→ PROBLEM TO WORK ON
Are you able to retype all the records below exactly?

===

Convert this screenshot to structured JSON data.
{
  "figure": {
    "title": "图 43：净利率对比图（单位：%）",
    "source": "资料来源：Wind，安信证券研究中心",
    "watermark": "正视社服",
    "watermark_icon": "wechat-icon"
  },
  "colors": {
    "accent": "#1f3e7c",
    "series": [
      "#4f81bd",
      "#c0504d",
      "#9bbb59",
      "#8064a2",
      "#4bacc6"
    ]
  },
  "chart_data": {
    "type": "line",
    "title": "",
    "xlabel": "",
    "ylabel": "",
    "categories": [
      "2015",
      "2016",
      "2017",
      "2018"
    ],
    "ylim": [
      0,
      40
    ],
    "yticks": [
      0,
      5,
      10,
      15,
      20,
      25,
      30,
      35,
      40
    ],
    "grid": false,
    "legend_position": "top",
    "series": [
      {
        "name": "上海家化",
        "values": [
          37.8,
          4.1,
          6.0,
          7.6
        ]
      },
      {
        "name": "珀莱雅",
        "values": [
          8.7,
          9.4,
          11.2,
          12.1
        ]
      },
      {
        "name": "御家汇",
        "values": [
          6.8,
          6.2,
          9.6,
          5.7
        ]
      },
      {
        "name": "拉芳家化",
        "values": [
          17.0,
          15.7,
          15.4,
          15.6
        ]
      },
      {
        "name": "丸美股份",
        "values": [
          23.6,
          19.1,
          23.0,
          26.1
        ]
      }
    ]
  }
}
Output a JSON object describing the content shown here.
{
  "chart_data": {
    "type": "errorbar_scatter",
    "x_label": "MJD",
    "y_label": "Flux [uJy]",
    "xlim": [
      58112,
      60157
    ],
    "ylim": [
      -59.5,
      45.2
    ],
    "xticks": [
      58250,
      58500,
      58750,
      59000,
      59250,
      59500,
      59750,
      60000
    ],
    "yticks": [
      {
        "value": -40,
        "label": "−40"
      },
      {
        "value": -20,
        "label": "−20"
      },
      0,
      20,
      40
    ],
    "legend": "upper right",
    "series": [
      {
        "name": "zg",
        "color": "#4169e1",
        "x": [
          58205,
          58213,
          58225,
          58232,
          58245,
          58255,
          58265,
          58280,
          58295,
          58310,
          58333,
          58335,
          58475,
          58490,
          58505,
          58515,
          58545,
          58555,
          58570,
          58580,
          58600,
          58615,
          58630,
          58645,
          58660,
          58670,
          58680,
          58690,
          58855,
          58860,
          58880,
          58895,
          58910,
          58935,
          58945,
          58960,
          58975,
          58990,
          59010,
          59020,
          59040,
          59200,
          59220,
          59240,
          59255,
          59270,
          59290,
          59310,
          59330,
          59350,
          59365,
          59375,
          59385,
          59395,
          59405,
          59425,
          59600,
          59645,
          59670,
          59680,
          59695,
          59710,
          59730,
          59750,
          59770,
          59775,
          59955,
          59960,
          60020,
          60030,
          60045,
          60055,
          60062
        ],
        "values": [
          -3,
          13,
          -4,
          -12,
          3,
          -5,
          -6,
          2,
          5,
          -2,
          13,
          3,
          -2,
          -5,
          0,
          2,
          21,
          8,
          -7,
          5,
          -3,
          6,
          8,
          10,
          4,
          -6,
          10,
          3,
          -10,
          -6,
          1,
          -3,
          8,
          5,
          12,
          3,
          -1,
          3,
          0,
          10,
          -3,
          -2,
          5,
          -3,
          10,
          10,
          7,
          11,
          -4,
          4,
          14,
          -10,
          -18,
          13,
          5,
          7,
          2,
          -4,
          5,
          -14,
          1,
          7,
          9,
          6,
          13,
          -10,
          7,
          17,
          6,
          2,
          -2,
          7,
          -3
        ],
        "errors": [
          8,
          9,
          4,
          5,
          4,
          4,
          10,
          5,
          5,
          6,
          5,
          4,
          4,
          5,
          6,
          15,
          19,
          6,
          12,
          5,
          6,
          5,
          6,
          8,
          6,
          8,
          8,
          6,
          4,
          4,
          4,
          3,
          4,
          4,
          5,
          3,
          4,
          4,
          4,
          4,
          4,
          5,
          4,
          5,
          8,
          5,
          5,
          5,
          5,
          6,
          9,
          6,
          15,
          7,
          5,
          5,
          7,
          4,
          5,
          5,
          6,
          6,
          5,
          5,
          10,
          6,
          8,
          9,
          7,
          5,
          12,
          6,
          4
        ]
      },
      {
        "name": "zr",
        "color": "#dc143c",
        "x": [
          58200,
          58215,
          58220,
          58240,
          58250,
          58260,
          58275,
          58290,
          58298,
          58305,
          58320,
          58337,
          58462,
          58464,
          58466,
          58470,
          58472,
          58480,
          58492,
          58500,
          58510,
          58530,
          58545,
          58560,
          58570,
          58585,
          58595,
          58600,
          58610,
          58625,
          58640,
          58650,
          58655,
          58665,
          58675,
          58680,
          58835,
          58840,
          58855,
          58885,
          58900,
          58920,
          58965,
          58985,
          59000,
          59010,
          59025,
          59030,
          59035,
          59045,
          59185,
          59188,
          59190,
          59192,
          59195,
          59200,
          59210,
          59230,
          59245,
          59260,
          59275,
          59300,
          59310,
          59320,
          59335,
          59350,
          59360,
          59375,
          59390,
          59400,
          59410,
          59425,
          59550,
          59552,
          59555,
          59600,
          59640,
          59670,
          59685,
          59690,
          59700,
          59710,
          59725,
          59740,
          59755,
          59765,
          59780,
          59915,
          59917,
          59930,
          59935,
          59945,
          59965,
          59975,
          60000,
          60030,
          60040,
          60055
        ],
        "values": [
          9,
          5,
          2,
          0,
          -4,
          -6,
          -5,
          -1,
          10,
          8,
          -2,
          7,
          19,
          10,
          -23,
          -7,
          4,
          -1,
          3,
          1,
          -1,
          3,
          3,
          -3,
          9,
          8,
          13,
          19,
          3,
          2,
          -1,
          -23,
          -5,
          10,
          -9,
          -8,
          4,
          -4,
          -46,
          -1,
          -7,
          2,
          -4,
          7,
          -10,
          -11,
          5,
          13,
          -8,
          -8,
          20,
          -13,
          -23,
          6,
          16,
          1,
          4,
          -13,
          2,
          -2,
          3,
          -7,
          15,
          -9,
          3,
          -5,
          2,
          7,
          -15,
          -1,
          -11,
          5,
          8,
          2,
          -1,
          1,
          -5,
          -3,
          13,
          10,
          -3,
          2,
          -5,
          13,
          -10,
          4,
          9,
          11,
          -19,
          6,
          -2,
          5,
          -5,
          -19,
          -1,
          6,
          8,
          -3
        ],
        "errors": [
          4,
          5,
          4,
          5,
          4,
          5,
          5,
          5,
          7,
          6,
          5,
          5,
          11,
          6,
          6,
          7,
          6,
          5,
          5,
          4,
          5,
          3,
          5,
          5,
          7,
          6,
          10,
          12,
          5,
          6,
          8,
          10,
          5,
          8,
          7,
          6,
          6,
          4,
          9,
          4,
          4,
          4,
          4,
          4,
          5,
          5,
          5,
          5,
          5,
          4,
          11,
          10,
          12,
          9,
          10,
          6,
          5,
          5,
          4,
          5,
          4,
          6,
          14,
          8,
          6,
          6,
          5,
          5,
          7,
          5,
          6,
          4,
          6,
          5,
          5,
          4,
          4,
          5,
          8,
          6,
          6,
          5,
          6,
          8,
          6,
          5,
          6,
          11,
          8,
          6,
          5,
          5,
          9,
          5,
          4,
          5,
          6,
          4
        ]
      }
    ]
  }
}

===

→ WRITTEN SOLUTION
Convert this screenshot to structured JSON data.
{
  "figure": {
    "title": "图 43：净利率对比图（单位：%）",
    "source": "资料来源：Wind，安信证券研究中心",
    "watermark": "正视社服",
    "watermark_icon": "wechat-icon"
  },
  "colors": {
    "accent": "#1f3e7c",
    "series": [
      "#4f81bd",
      "#c0504d",
      "#9bbb59",
      "#8064a2",
      "#4bacc6"
    ]
  },
  "chart_data": {
    "type": "line",
    "title": "",
    "xlabel": "",
    "ylabel": "",
    "categories": [
      "2015",
      "2016",
      "2017",
      "2018"
    ],
    "ylim": [
      0,
      40
    ],
    "yticks": [
      0,
      5,
      10,
      15,
      20,
      25,
      30,
      35,
      40
    ],
    "grid": false,
    "legend_position": "top",
    "series": [
      {
        "name": "上海家化",
        "values": [
          37.8,
          4.1,
          6.0,
          7.6
        ]
      },
      {
        "name": "珀莱雅",
        "values": [
          8.7,
          9.4,
          11.2,
          12.1
        ]
      },
      {
        "name": "御家汇",
        "values": [
          6.8,
          6.2,
          9.6,
          5.7
        ]
      },
      {
        "name": "拉芳家化",
        "values": [
          17.0,
          15.7,
          15.4,
          15.6
        ]
      },
      {
        "name": "丸美股份",
        "values": [
          23.6,
          19.1,
          23.0,
          26.1
        ]
      }
    ]
  }
}
Output a JSON object describing the content shown here.
{
  "chart_data": {
    "type": "errorbar_scatter",
    "x_label": "MJD",
    "y_label": "Flux [uJy]",
    "xlim": [
      58112,
      60157
    ],
    "ylim": [
      -59.5,
      45.2
    ],
    "xticks": [
      58250,
      58500,
      58750,
      59000,
      59250,
      59500,
      59750,
      60000
    ],
    "yticks": [
      {
        "value": -40,
        "label": "−40"
      },
      {
        "value": -20,
        "label": "−20"
      },
      0,
      20,
      40
    ],
    "legend": "upper right",
    "series": [
      {
        "name": "zg",
        "color": "#4169e1",
        "x": [
          58205,
          58213,
          58225,
          58232,
          58245,
          58255,
          58265,
          58280,
          58295,
          58310,
          58333,
          58335,
          58475,
          58490,
          58505,
          58515,
          58545,
          58555,
          58570,
          58580,
          58600,
          58615,
          58630,
          58645,
          58660,
          58670,
          58680,
          58690,
          58855,
          58860,
          58880,
          58895,
          58910,
          58935,
          58945,
          58960,
          58975,
          58990,
          59010,
          59020,
          59040,
          59200,
          59220,
          59240,
          59255,
          59270,
          59290,
          59310,
          59330,
          59350,
          59365,
          59375,
          59385,
          59395,
          59405,
          59425,
          59600,
          59645,
          59670,
          59680,
          59695,
          59710,
          59730,
          59750,
          59770,
          59775,
          59955,
          59960,
          60020,
          60030,
          60045,
          60055,
          60062
        ],
        "values": [
          -3,
          13,
          -4,
          -12,
          3,
          -5,
          -6,
          2,
          5,
          -2,
          13,
          3,
          -2,
          -5,
          0,
          2,
          21,
          8,
          -7,
          5,
          -3,
          6,
          8,
          10,
          4,
          -6,
          10,
          3,
          -10,
          -6,
          1,
          -3,
          8,
          5,
          12,
          3,
          -1,
          3,
          0,
          10,
          -3,
          -2,
          5,
          -3,
          10,
          10,
          7,
          11,
          -4,
          4,
          14,
          -10,
          -18,
          13,
          5,
          7,
          2,
          -4,
          5,
          -14,
          1,
          7,
          9,
          6,
          13,
          -10,
          7,
          17,
          6,
          2,
          -2,
          7,
          -3
        ],
        "errors": [
          8,
          9,
          4,
          5,
          4,
          4,
          10,
          5,
          5,
          6,
          5,
          4,
          4,
          5,
          6,
          15,
          19,
          6,
          12,
          5,
          6,
          5,
          6,
          8,
          6,
          8,
          8,
          6,
          4,
          4,
          4,
          3,
          4,
          4,
          5,
          3,
          4,
          4,
          4,
          4,
          4,
          5,
          4,
          5,
          8,
          5,
          5,
          5,
          5,
          6,
          9,
          6,
          15,
          7,
          5,
          5,
          7,
          4,
          5,
          5,
          6,
          6,
          5,
          5,
          10,
          6,
          8,
          9,
          7,
          5,
          12,
          6,
          4
        ]
      },
      {
        "name": "zr",
        "color": "#dc143c",
        "x": [
          58200,
          58215,
          58220,
          58240,
          58250,
          58260,
          58275,
          58290,
          58298,
          58305,
          58320,
          58337,
          58462,
          58464,
          58466,
          58470,
          58472,
          58480,
          58492,
          58500,
          58510,
          58530,
          58545,
          58560,
          58570,
          58585,
          58595,
          58600,
          58610,
          58625,
          58640,
          58650,
          58655,
          58665,
          58675,
          58680,
          58835,
          58840,
          58855,
          58885,
          58900,
          58920,
          58965,
          58985,
          59000,
          59010,
          59025,
          59030,
          59035,
          59045,
          59185,
          59188,
          59190,
          59192,
          59195,
          59200,
          59210,
          59230,
          59245,
          59260,
          59275,
          59300,
          59310,
          59320,
          59335,
          59350,
          59360,
          59375,
          59390,
          59400,
          59410,
          59425,
          59550,
          59552,
          59555,
          59600,
          59640,
          59670,
          59685,
          59690,
          59700,
          59710,
          59725,
          59740,
          59755,
          59765,
          59780,
          59915,
          59917,
          59930,
          59935,
          59945,
          59965,
          59975,
          60000,
          60030,
          60040,
          60055
        ],
        "values": [
          9,
          5,
          2,
          0,
          -4,
          -6,
          -5,
          -1,
          10,
          8,
          -2,
          7,
          19,
          10,
          -23,
          -7,
          4,
          -1,
          3,
          1,
          -1,
          3,
          3,
          -3,
          9,
          8,
          13,
          19,
          3,
          2,
          -1,
          -23,
          -5,
          10,
          -9,
          -8,
          4,
          -4,
          -46,
          -1,
          -7,
          2,
          -4,
          7,
          -10,
          -11,
          5,
          13,
          -8,
          -8,
          20,
          -13,
          -23,
          6,
          16,
          1,
          4,
          -13,
          2,
          -2,
          3,
          -7,
          15,
          -9,
          3,
          -5,
          2,
          7,
          -15,
          -1,
          -11,
          5,
          8,
          2,
          -1,
          1,
          -5,
          -3,
          13,
          10,
          -3,
          2,
          -5,
          13,
          -10,
          4,
          9,
          11,
          -19,
          6,
          -2,
          5,
          -5,
          -19,
          -1,
          6,
          8,
          -3
        ],
        "errors": [
          4,
          5,
          4,
          5,
          4,
          5,
          5,
          5,
          7,
          6,
          5,
          5,
          11,
          6,
          6,
          7,
          6,
          5,
          5,
          4,
          5,
          3,
          5,
          5,
          7,
          6,
          10,
          12,
          5,
          6,
          8,
          10,
          5,
          8,
          7,
          6,
          6,
          4,
          9,
          4,
          4,
          4,
          4,
          4,
          5,
          5,
          5,
          5,
          5,
          4,
          11,
          10,
          12,
          9,
          10,
          6,
          5,
          5,
          4,
          5,
          4,
          6,
          14,
          8,
          6,
          6,
          5,
          5,
          7,
          5,
          6,
          4,
          6,
          5,
          5,
          4,
          4,
          5,
          8,
          6,
          6,
          5,
          6,
          8,
          6,
          5,
          6,
          11,
          8,
          6,
          5,
          5,
          9,
          5,
          4,
          5,
          6,
          4
        ]
      }
    ]
  }
}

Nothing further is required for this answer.